Records from a data source:
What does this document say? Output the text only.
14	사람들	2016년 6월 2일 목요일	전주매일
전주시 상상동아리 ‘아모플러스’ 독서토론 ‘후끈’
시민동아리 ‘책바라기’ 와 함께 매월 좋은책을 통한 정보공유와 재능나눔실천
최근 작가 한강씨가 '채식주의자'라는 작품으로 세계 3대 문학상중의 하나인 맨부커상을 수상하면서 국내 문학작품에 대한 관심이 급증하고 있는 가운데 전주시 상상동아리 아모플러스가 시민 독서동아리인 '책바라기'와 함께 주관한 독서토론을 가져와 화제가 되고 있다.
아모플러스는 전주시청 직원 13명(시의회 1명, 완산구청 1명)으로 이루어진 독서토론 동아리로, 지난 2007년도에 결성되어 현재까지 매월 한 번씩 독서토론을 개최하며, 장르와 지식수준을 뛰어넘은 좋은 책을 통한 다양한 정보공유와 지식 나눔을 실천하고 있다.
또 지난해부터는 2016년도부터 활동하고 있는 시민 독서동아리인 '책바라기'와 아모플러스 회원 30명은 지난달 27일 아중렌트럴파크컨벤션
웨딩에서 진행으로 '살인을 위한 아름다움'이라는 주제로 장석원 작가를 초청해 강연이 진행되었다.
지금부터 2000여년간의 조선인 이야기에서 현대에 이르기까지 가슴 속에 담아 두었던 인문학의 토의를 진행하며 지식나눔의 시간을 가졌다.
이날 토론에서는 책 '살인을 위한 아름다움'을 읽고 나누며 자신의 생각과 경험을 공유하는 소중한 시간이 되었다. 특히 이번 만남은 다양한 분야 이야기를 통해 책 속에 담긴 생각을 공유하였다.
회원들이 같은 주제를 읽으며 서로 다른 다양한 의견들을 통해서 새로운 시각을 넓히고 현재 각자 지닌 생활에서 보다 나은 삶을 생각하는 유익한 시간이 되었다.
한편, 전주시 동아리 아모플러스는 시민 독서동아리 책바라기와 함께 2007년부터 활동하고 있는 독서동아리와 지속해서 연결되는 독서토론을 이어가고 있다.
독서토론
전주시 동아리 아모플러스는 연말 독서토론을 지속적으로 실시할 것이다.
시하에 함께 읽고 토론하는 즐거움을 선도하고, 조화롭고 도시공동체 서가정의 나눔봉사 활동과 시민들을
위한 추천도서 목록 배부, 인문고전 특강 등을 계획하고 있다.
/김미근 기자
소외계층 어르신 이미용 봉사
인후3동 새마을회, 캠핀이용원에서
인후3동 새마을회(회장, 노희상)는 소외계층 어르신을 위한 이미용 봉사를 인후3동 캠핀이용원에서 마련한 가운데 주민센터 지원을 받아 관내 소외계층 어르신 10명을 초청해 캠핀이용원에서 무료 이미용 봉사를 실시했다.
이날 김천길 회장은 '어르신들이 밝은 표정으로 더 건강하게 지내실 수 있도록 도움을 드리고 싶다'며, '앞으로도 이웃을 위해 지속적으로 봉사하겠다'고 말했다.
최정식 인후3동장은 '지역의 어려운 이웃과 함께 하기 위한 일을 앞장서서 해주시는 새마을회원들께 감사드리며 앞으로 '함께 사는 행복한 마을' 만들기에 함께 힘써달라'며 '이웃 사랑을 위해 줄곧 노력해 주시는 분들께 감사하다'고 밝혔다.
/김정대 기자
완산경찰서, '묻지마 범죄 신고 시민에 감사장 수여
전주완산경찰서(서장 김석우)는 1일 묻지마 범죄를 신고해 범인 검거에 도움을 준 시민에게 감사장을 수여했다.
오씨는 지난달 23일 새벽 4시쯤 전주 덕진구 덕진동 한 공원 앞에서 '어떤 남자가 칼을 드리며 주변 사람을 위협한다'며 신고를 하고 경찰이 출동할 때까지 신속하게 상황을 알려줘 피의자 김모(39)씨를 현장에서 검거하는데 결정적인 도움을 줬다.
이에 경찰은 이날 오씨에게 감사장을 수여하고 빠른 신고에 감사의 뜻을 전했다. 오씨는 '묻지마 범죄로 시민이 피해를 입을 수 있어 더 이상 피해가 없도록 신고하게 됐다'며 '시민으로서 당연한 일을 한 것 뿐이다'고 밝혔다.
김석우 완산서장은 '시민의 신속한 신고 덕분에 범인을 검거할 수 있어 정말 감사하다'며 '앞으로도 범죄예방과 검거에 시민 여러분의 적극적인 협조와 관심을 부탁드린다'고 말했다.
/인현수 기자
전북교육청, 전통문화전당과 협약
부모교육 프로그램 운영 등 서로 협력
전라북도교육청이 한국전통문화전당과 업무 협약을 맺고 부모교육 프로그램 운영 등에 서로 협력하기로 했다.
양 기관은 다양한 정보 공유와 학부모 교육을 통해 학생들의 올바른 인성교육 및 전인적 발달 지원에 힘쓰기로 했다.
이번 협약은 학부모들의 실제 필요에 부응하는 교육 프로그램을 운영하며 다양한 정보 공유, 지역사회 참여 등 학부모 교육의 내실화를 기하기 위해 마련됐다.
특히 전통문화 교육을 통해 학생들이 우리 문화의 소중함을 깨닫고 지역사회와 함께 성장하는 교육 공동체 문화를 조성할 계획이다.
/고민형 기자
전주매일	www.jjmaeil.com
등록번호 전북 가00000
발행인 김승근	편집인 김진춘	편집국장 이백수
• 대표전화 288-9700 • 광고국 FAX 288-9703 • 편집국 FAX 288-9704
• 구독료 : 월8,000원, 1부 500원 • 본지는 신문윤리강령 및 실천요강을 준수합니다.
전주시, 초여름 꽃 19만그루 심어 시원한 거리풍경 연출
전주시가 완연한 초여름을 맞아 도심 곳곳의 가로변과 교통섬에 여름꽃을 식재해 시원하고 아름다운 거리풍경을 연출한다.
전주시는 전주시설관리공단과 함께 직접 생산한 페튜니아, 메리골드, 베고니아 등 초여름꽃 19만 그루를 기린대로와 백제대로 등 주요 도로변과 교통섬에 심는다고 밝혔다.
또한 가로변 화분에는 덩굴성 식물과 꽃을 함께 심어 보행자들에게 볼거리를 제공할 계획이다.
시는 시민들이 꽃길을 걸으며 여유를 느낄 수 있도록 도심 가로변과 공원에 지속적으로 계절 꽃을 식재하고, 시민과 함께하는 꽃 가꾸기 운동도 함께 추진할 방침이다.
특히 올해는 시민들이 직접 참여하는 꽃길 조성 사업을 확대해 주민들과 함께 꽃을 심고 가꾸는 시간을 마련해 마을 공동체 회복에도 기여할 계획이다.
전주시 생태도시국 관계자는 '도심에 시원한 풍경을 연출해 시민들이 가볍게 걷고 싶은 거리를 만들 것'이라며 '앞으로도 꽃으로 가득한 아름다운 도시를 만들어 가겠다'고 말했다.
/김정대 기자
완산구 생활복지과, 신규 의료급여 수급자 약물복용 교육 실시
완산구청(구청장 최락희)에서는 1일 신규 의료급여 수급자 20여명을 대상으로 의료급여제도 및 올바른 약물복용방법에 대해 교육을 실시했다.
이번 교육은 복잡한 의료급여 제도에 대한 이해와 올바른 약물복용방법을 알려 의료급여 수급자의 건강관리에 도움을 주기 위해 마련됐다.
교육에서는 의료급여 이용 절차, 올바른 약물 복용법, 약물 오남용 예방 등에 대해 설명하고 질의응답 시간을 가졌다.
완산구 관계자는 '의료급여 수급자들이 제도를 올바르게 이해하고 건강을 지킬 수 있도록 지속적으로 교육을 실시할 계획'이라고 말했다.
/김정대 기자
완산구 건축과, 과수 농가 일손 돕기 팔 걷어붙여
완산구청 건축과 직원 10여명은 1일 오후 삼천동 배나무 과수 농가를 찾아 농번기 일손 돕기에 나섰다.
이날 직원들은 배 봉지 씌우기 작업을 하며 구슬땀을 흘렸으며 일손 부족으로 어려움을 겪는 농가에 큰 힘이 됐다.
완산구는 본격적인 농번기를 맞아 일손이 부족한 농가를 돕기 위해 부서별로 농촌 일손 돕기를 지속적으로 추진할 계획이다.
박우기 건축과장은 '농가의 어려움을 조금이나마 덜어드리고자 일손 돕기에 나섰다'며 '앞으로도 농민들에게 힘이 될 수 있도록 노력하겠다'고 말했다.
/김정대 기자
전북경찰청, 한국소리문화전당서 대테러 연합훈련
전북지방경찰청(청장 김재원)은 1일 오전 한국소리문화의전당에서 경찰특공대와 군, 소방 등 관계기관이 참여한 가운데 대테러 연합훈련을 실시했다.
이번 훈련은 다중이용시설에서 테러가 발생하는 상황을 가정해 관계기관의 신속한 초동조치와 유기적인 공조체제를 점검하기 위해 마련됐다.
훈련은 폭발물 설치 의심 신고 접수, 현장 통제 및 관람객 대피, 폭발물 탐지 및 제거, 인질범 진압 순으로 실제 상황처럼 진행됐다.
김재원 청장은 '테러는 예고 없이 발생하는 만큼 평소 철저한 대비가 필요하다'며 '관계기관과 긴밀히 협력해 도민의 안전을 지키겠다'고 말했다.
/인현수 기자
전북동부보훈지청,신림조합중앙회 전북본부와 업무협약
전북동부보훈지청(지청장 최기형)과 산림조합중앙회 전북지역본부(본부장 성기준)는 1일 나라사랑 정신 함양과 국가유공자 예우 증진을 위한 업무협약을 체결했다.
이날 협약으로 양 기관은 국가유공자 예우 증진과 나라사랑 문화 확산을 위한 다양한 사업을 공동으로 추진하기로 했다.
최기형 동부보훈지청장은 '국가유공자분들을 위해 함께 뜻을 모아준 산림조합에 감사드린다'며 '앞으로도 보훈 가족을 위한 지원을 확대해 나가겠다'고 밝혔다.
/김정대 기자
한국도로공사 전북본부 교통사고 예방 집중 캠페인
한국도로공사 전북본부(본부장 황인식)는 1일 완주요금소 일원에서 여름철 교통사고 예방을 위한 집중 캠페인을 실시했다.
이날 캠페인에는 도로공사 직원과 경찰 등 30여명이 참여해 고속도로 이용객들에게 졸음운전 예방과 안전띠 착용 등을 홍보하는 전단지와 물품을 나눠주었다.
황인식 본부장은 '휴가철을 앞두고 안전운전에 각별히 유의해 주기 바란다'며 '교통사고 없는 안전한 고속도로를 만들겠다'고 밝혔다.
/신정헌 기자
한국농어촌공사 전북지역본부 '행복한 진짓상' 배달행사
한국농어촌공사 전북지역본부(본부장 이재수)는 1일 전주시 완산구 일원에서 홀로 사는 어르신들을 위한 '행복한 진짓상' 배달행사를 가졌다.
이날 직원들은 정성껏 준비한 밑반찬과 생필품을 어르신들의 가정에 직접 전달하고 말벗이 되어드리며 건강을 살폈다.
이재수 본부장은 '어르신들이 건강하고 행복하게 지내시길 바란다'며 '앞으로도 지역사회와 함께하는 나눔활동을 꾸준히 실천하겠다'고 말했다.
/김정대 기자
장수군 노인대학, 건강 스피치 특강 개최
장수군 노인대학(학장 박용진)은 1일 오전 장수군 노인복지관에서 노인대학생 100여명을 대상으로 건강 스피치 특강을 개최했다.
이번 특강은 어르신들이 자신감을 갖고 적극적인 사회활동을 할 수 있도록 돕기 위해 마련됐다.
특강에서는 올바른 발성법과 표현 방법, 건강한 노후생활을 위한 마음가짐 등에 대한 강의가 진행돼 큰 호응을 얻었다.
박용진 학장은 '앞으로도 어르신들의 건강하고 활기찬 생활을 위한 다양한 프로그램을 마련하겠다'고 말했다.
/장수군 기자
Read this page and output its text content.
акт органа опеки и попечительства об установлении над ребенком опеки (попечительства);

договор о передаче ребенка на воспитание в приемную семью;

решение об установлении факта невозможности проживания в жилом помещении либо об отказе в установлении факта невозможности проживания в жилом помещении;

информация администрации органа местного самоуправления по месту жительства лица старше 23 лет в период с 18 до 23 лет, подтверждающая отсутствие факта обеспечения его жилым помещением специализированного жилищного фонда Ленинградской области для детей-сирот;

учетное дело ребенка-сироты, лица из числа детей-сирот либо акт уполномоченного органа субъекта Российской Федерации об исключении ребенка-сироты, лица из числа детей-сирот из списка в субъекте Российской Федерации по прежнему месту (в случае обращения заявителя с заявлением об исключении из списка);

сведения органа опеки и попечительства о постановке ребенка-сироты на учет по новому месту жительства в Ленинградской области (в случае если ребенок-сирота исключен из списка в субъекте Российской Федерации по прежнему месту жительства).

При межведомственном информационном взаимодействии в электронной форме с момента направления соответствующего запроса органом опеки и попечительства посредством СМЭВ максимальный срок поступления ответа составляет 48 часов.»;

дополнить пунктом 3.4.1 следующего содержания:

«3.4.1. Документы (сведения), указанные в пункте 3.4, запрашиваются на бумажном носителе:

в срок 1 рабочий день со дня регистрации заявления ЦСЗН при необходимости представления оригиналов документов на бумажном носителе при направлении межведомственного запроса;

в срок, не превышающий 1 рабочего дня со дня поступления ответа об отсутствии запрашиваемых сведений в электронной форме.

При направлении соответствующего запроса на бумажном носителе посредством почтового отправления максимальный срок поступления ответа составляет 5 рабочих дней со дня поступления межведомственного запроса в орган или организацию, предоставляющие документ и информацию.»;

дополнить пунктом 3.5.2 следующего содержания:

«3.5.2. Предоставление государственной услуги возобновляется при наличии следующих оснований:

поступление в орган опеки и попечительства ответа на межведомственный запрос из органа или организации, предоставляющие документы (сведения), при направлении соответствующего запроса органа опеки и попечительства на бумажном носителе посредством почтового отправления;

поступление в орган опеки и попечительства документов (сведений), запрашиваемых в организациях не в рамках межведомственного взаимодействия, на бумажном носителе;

*Set exercise*
Search the data above for the string "부모교육" and copy each line that has it.

*Response*
부모교육 프로그램 운영 등 서로 협력
전라북도교육청이 한국전통문화전당과 업무 협약을 맺고 부모교육 프로그램 운영 등에 서로 협력하기로 했다.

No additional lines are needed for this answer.